Tally the lines in the data that follows that include the word "shows", and report nothing but the total.

(Records from a data source)
········

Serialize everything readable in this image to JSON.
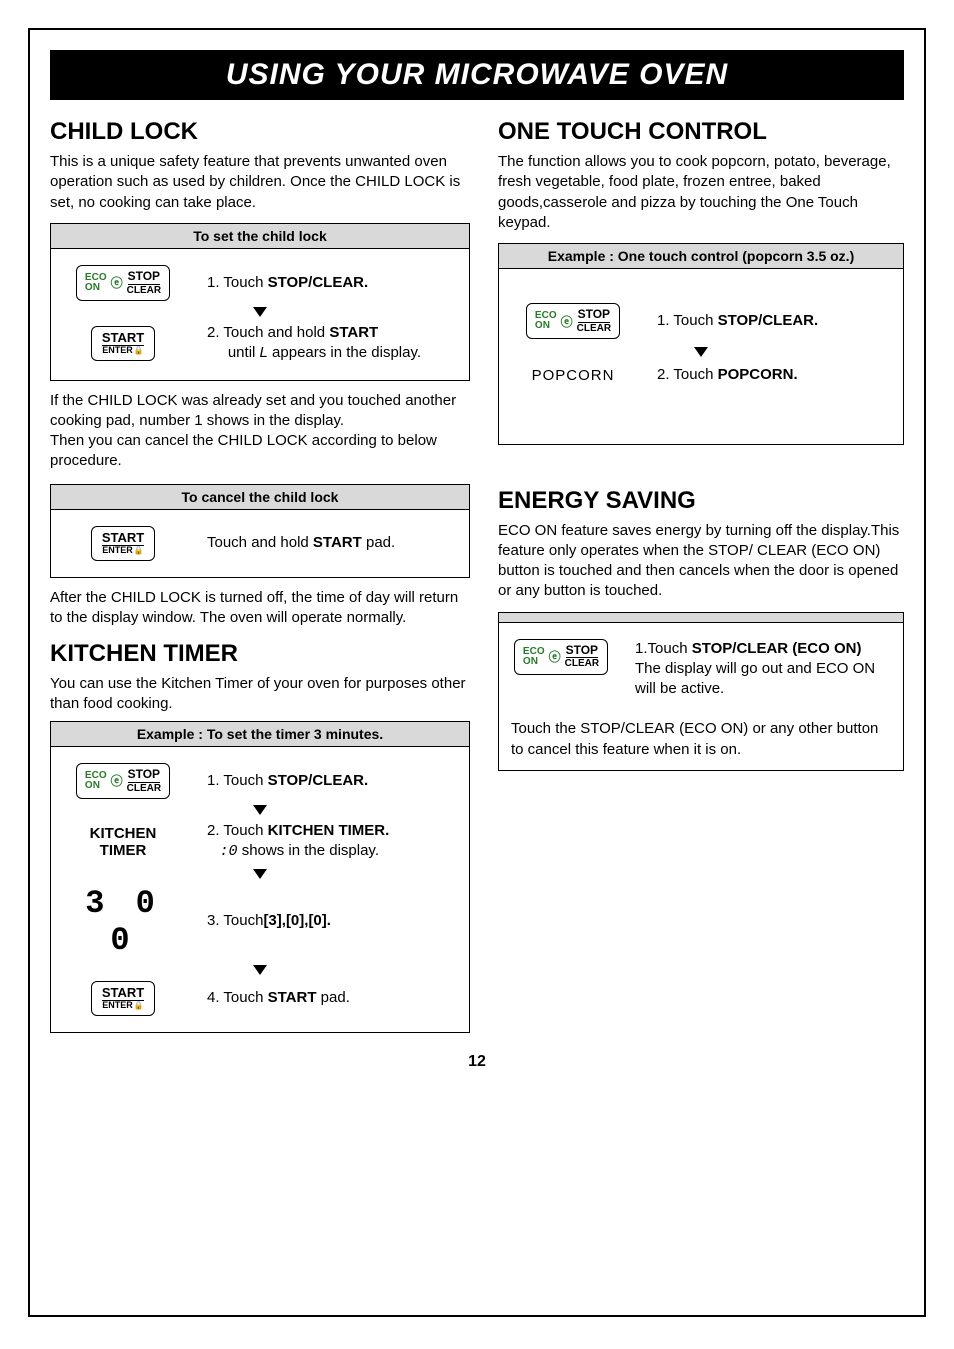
{
  "title_bar": "USING YOUR MICROWAVE OVEN",
  "page_number": "12",
  "left": {
    "child_lock": {
      "heading": "CHILD LOCK",
      "intro": "This is a unique safety feature that prevents unwanted oven operation such as used by children. Once the CHILD LOCK is set, no cooking can take place.",
      "set_box": {
        "header": "To set the child lock",
        "step1": "1. Touch STOP/CLEAR.",
        "step2_pre": "2. Touch and hold ",
        "step2_bold": "START",
        "step2_mid": " until ",
        "step2_glyph": "L",
        "step2_post": " appears in the display."
      },
      "mid_note": "If the CHILD LOCK was already set and you touched another cooking pad, number 1 shows in the display.\nThen you can cancel the CHILD LOCK according to below procedure.",
      "cancel_box": {
        "header": "To cancel the child lock",
        "step": "Touch and hold START pad."
      },
      "after_note": "After the CHILD LOCK is turned off, the time of day will return to the display window. The oven will operate normally."
    },
    "kitchen_timer": {
      "heading": "KITCHEN TIMER",
      "intro": "You can use the Kitchen Timer of your oven for purposes other than food cooking.",
      "box": {
        "header": "Example : To set the timer 3 minutes.",
        "step1": "1. Touch STOP/CLEAR.",
        "step2_pre": "2. Touch ",
        "step2_bold": "KITCHEN  TIMER.",
        "step2_line2_glyph": ":0",
        "step2_line2_post": "  shows in the display.",
        "digits": "3 0 0",
        "step3": "3. Touch[3],[0],[0].",
        "step4": "4. Touch START pad."
      }
    }
  },
  "right": {
    "one_touch": {
      "heading": "ONE TOUCH CONTROL",
      "intro": "The function allows you to cook popcorn, potato, beverage, fresh vegetable, food plate, frozen entree, baked goods,casserole and pizza by touching the One Touch keypad.",
      "box": {
        "header": "Example : One touch control (popcorn 3.5 oz.)",
        "step1": "1. Touch STOP/CLEAR.",
        "step2_btn": "POPCORN",
        "step2": "2. Touch POPCORN."
      }
    },
    "energy": {
      "heading": "ENERGY SAVING",
      "intro": "ECO ON feature saves energy by turning off the display.This feature only operates when the STOP/ CLEAR (ECO ON) button is touched and then cancels when the door is opened or any button is touched.",
      "box": {
        "step1_line1": "1.Touch STOP/CLEAR (ECO ON)",
        "step1_line2": "The display will go out and ECO ON will be active.",
        "footer": "Touch the STOP/CLEAR (ECO ON)  or any other button to cancel this feature when it is on."
      }
    }
  },
  "buttons": {
    "eco": "ECO",
    "on": "ON",
    "stop": "STOP",
    "clear": "CLEAR",
    "start": "START",
    "enter": "ENTER",
    "kitchen": "KITCHEN",
    "timer": "TIMER"
  }
}
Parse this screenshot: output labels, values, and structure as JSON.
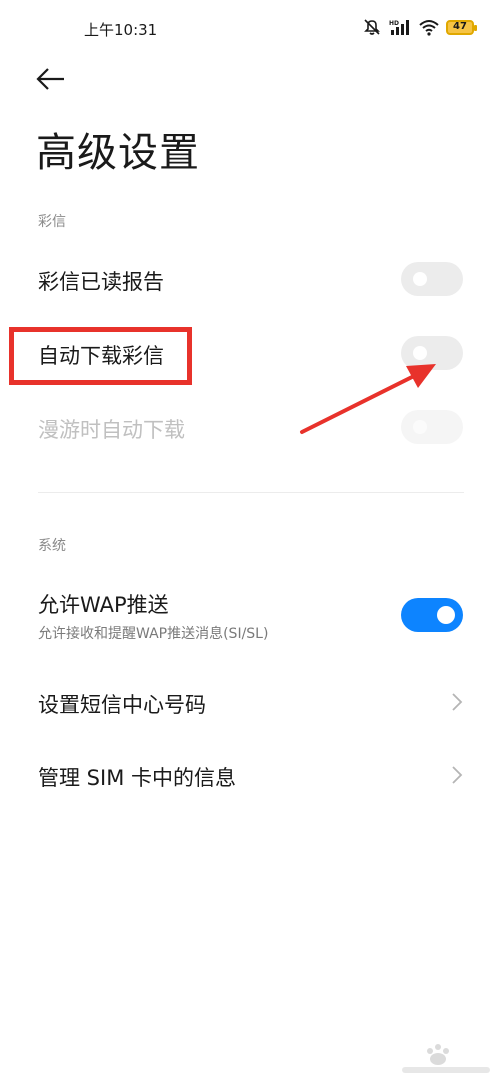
{
  "status_bar": {
    "time": "上午10:31",
    "icons": [
      "mute-icon",
      "signal-icon",
      "wifi-icon"
    ],
    "signal_badge": "HD",
    "battery_level": "47"
  },
  "header": {
    "back_icon": "back-arrow-icon",
    "title": "高级设置"
  },
  "sections": {
    "mms": {
      "header": "彩信",
      "items": [
        {
          "label": "彩信已读报告",
          "toggle": "off",
          "enabled": true
        },
        {
          "label": "自动下载彩信",
          "toggle": "off",
          "enabled": true
        },
        {
          "label": "漫游时自动下载",
          "toggle": "off",
          "enabled": false
        }
      ]
    },
    "system": {
      "header": "系统",
      "items": [
        {
          "label": "允许WAP推送",
          "sublabel": "允许接收和提醒WAP推送消息(SI/SL)",
          "toggle": "on"
        },
        {
          "label": "设置短信中心号码",
          "icon": "chevron-right-icon"
        },
        {
          "label": "管理 SIM 卡中的信息",
          "icon": "chevron-right-icon"
        }
      ]
    }
  },
  "annotation": {
    "highlight_color": "#e8322b",
    "arrow_color": "#e8322b"
  },
  "colors": {
    "accent": "#0d84ff",
    "toggle_off": "#ececec"
  }
}
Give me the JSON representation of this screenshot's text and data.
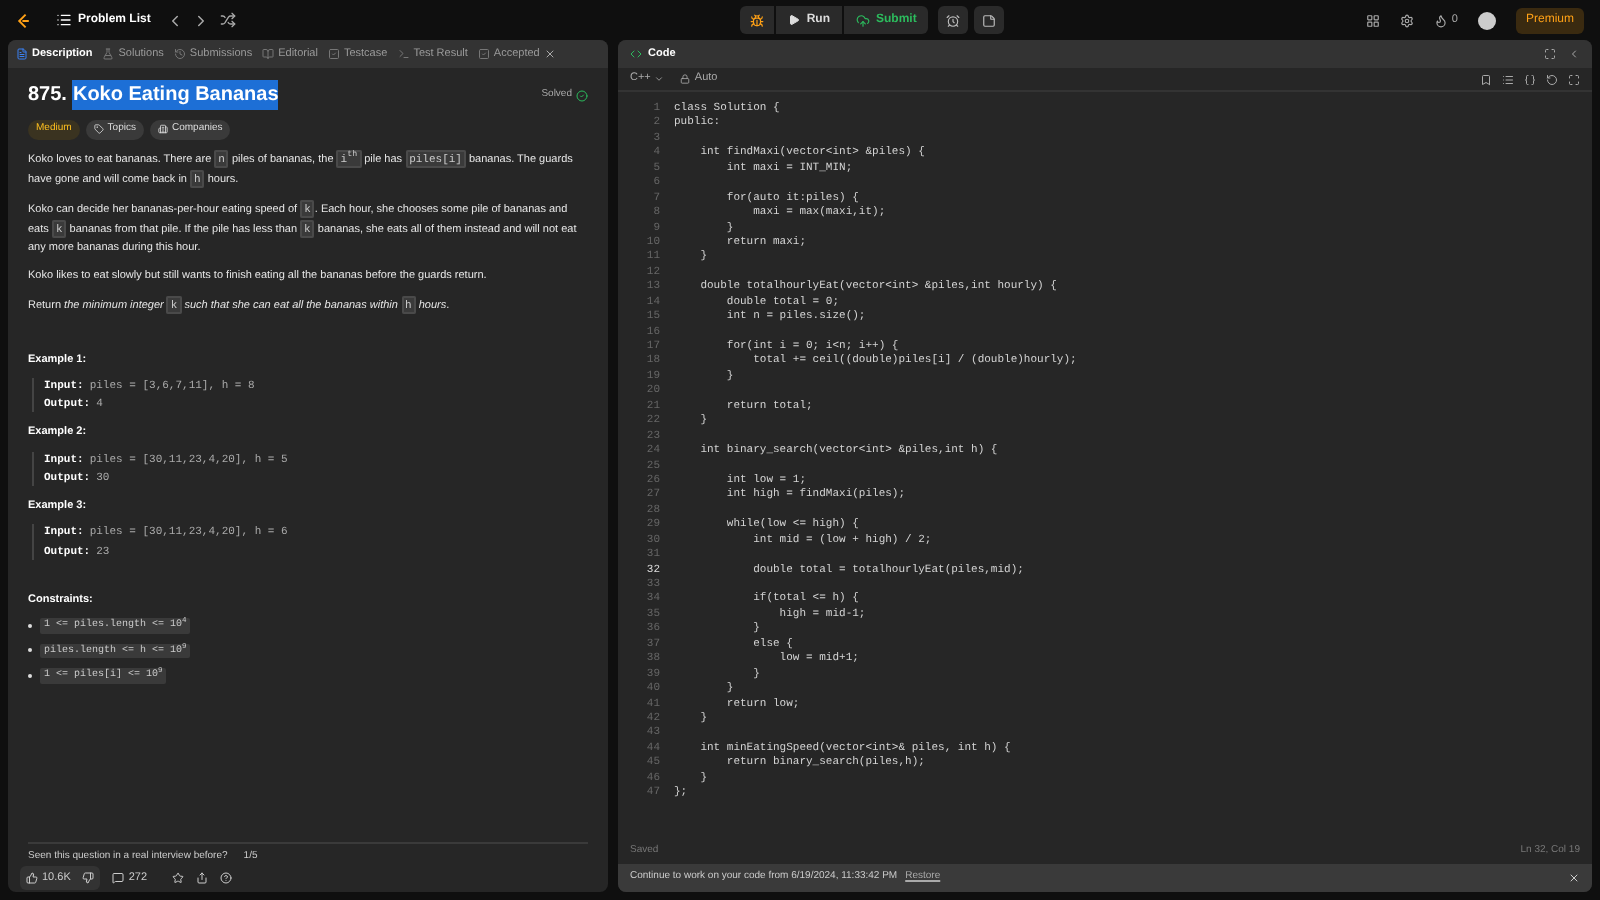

········

- Solution to the problem -
2